[Excerpts from a figure dataset]
## BEGIN

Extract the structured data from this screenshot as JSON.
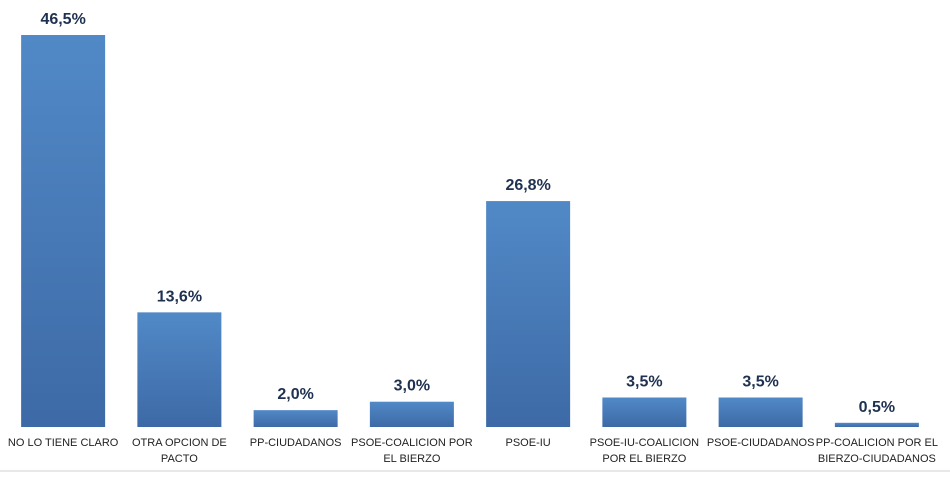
{
  "chart_data": {
    "type": "bar",
    "categories": [
      "NO LO TIENE CLARO",
      "OTRA OPCION DE PACTO",
      "PP-CIUDADANOS",
      "PSOE-COALICION POR EL BIERZO",
      "PSOE-IU",
      "PSOE-IU-COALICION POR EL BIERZO",
      "PSOE-CIUDADANOS",
      "PP-COALICION POR EL BIERZO-CIUDADANOS"
    ],
    "values": [
      46.5,
      13.6,
      2.0,
      3.0,
      26.8,
      3.5,
      3.5,
      0.5
    ],
    "value_labels": [
      "46,5%",
      "13,6%",
      "2,0%",
      "3,0%",
      "26,8%",
      "3,5%",
      "3,5%",
      "0,5%"
    ],
    "color": "#4a7dbb"
  }
}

## END

■ STATED PROBLEM
Leave the images out, please, and restate each line word for word.

■ RESPONSE BELOW
Extract the structured data from this screenshot as JSON.
{
  "chart_data": {
    "type": "bar",
    "categories": [
      "NO LO TIENE CLARO",
      "OTRA OPCION DE PACTO",
      "PP-CIUDADANOS",
      "PSOE-COALICION POR EL BIERZO",
      "PSOE-IU",
      "PSOE-IU-COALICION POR EL BIERZO",
      "PSOE-CIUDADANOS",
      "PP-COALICION POR EL BIERZO-CIUDADANOS"
    ],
    "values": [
      46.5,
      13.6,
      2.0,
      3.0,
      26.8,
      3.5,
      3.5,
      0.5
    ],
    "value_labels": [
      "46,5%",
      "13,6%",
      "2,0%",
      "3,0%",
      "26,8%",
      "3,5%",
      "3,5%",
      "0,5%"
    ],
    "color": "#4a7dbb"
  }
}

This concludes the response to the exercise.